■ REQUIRED WORK ■
Check every line below for the word "title" and copy each one that has it.

■ RECORDS PROVIDED ■

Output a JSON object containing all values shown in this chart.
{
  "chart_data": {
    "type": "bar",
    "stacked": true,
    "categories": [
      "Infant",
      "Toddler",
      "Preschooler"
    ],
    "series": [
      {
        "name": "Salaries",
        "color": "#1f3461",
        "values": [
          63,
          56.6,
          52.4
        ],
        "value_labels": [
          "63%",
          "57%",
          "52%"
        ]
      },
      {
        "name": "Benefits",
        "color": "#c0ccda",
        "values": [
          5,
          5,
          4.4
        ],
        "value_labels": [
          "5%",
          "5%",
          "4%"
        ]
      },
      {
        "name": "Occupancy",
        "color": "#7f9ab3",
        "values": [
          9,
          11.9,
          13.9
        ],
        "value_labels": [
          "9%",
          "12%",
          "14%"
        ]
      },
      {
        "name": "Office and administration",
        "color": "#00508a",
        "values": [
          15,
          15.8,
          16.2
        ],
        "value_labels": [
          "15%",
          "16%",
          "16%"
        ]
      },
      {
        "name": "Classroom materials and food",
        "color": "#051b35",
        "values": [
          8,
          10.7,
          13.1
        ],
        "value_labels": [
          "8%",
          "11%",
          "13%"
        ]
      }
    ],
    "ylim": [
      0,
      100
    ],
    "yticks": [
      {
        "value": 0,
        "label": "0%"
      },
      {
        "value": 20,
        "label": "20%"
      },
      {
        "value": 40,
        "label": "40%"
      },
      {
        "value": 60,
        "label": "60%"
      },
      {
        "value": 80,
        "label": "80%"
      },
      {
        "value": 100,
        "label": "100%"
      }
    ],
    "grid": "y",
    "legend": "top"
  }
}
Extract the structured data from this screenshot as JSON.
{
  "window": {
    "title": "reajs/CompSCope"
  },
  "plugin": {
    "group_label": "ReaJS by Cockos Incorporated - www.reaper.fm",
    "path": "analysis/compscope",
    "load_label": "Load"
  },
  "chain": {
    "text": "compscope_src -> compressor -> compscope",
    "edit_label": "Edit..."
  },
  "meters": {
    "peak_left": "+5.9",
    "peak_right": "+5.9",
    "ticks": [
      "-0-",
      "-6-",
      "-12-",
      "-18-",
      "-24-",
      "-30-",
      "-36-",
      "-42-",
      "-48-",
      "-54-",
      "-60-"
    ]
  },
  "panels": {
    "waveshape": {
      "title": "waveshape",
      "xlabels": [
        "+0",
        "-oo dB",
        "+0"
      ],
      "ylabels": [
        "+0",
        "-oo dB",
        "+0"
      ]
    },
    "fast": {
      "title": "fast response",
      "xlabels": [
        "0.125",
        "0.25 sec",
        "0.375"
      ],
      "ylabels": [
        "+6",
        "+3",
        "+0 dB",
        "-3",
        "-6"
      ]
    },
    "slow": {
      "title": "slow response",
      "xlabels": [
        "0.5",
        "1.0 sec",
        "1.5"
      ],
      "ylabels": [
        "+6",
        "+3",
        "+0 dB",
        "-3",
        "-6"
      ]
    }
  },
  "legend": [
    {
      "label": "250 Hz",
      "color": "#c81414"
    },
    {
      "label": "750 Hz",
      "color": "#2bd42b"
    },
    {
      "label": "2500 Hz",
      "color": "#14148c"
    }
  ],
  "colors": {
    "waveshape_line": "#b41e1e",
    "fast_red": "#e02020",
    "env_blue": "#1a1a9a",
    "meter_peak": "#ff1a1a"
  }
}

■ EXERCISE RESPONSE ■
    "title": "reajs/CompSCope"
      "title": "waveshape",
      "title": "fast response",
      "title": "slow response",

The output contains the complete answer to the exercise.